* GIVEN REQUEST: Retype all of the entries word for word.

Entries from a dataset:
----------------------------------------

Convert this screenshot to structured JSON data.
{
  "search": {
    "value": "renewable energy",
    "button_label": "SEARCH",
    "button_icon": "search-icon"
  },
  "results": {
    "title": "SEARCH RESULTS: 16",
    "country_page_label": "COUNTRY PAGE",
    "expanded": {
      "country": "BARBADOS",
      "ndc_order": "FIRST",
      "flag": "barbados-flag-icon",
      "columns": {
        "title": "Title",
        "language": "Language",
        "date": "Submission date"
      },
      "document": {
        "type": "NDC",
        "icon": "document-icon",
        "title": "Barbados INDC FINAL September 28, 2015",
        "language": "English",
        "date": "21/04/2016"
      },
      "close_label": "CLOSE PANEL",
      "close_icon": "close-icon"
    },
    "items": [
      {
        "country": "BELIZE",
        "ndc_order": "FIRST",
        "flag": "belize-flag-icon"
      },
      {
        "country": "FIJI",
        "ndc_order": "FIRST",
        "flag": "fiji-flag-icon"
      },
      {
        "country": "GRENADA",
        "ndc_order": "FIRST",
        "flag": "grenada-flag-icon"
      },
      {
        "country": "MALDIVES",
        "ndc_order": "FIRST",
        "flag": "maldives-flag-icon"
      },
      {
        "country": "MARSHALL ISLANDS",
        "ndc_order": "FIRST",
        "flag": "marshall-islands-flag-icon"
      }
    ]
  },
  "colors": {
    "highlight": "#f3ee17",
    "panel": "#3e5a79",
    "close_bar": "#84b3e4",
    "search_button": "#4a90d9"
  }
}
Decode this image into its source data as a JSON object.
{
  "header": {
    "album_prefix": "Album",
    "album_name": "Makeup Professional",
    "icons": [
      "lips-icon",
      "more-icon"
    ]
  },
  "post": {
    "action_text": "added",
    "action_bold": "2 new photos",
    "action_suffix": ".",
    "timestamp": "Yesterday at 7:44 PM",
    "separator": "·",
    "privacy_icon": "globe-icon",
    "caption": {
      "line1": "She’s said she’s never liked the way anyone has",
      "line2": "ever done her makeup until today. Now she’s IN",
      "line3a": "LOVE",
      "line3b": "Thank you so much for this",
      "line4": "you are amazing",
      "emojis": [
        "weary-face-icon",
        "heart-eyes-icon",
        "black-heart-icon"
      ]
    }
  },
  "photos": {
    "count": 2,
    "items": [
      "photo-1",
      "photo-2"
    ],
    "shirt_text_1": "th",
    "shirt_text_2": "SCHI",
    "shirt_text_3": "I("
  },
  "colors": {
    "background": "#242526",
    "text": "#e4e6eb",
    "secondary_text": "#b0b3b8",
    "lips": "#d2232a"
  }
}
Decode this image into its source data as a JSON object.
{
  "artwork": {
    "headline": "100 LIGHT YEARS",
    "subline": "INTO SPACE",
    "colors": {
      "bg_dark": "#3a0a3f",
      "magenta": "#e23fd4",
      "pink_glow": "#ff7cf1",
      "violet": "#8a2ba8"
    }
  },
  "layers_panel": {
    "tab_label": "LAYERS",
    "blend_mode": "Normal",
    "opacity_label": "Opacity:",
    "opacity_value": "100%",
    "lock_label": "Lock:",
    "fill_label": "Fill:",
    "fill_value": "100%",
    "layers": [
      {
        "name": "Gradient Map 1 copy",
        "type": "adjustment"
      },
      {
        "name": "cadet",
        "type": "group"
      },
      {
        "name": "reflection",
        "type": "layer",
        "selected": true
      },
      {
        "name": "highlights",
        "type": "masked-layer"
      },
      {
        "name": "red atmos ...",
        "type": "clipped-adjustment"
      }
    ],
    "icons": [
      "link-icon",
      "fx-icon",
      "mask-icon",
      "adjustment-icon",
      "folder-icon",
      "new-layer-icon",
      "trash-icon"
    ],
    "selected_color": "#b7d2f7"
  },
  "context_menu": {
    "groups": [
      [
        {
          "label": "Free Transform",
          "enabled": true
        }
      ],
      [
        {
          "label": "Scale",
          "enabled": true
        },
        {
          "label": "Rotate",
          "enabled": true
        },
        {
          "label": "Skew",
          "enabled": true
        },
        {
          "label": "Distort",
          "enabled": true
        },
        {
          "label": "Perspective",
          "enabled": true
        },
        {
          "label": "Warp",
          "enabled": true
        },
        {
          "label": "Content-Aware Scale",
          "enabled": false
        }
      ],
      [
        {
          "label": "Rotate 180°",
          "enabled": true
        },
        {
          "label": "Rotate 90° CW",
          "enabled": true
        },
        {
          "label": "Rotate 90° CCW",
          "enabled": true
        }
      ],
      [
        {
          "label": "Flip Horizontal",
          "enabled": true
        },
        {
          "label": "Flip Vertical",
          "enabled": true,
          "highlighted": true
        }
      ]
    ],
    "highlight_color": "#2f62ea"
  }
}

----------------------------------------

* COMPLETE ANSWER:
Convert this screenshot to structured JSON data.
{
  "search": {
    "value": "renewable energy",
    "button_label": "SEARCH",
    "button_icon": "search-icon"
  },
  "results": {
    "title": "SEARCH RESULTS: 16",
    "country_page_label": "COUNTRY PAGE",
    "expanded": {
      "country": "BARBADOS",
      "ndc_order": "FIRST",
      "flag": "barbados-flag-icon",
      "columns": {
        "title": "Title",
        "language": "Language",
        "date": "Submission date"
      },
      "document": {
        "type": "NDC",
        "icon": "document-icon",
        "title": "Barbados INDC FINAL September 28, 2015",
        "language": "English",
        "date": "21/04/2016"
      },
      "close_label": "CLOSE PANEL",
      "close_icon": "close-icon"
    },
    "items": [
      {
        "country": "BELIZE",
        "ndc_order": "FIRST",
        "flag": "belize-flag-icon"
      },
      {
        "country": "FIJI",
        "ndc_order": "FIRST",
        "flag": "fiji-flag-icon"
      },
      {
        "country": "GRENADA",
        "ndc_order": "FIRST",
        "flag": "grenada-flag-icon"
      },
      {
        "country": "MALDIVES",
        "ndc_order": "FIRST",
        "flag": "maldives-flag-icon"
      },
      {
        "country": "MARSHALL ISLANDS",
        "ndc_order": "FIRST",
        "flag": "marshall-islands-flag-icon"
      }
    ]
  },
  "colors": {
    "highlight": "#f3ee17",
    "panel": "#3e5a79",
    "close_bar": "#84b3e4",
    "search_button": "#4a90d9"
  }
}
Decode this image into its source data as a JSON object.
{
  "header": {
    "album_prefix": "Album",
    "album_name": "Makeup Professional",
    "icons": [
      "lips-icon",
      "more-icon"
    ]
  },
  "post": {
    "action_text": "added",
    "action_bold": "2 new photos",
    "action_suffix": ".",
    "timestamp": "Yesterday at 7:44 PM",
    "separator": "·",
    "privacy_icon": "globe-icon",
    "caption": {
      "line1": "She’s said she’s never liked the way anyone has",
      "line2": "ever done her makeup until today. Now she’s IN",
      "line3a": "LOVE",
      "line3b": "Thank you so much for this",
      "line4": "you are amazing",
      "emojis": [
        "weary-face-icon",
        "heart-eyes-icon",
        "black-heart-icon"
      ]
    }
  },
  "photos": {
    "count": 2,
    "items": [
      "photo-1",
      "photo-2"
    ],
    "shirt_text_1": "th",
    "shirt_text_2": "SCHI",
    "shirt_text_3": "I("
  },
  "colors": {
    "background": "#242526",
    "text": "#e4e6eb",
    "secondary_text": "#b0b3b8",
    "lips": "#d2232a"
  }
}
Decode this image into its source data as a JSON object.
{
  "artwork": {
    "headline": "100 LIGHT YEARS",
    "subline": "INTO SPACE",
    "colors": {
      "bg_dark": "#3a0a3f",
      "magenta": "#e23fd4",
      "pink_glow": "#ff7cf1",
      "violet": "#8a2ba8"
    }
  },
  "layers_panel": {
    "tab_label": "LAYERS",
    "blend_mode": "Normal",
    "opacity_label": "Opacity:",
    "opacity_value": "100%",
    "lock_label": "Lock:",
    "fill_label": "Fill:",
    "fill_value": "100%",
    "layers": [
      {
        "name": "Gradient Map 1 copy",
        "type": "adjustment"
      },
      {
        "name": "cadet",
        "type": "group"
      },
      {
        "name": "reflection",
        "type": "layer",
        "selected": true
      },
      {
        "name": "highlights",
        "type": "masked-layer"
      },
      {
        "name": "red atmos ...",
        "type": "clipped-adjustment"
      }
    ],
    "icons": [
      "link-icon",
      "fx-icon",
      "mask-icon",
      "adjustment-icon",
      "folder-icon",
      "new-layer-icon",
      "trash-icon"
    ],
    "selected_color": "#b7d2f7"
  },
  "context_menu": {
    "groups": [
      [
        {
          "label": "Free Transform",
          "enabled": true
        }
      ],
      [
        {
          "label": "Scale",
          "enabled": true
        },
        {
          "label": "Rotate",
          "enabled": true
        },
        {
          "label": "Skew",
          "enabled": true
        },
        {
          "label": "Distort",
          "enabled": true
        },
        {
          "label": "Perspective",
          "enabled": true
        },
        {
          "label": "Warp",
          "enabled": true
        },
        {
          "label": "Content-Aware Scale",
          "enabled": false
        }
      ],
      [
        {
          "label": "Rotate 180°",
          "enabled": true
        },
        {
          "label": "Rotate 90° CW",
          "enabled": true
        },
        {
          "label": "Rotate 90° CCW",
          "enabled": true
        }
      ],
      [
        {
          "label": "Flip Horizontal",
          "enabled": true
        },
        {
          "label": "Flip Vertical",
          "enabled": true,
          "highlighted": true
        }
      ]
    ],
    "highlight_color": "#2f62ea"
  }
}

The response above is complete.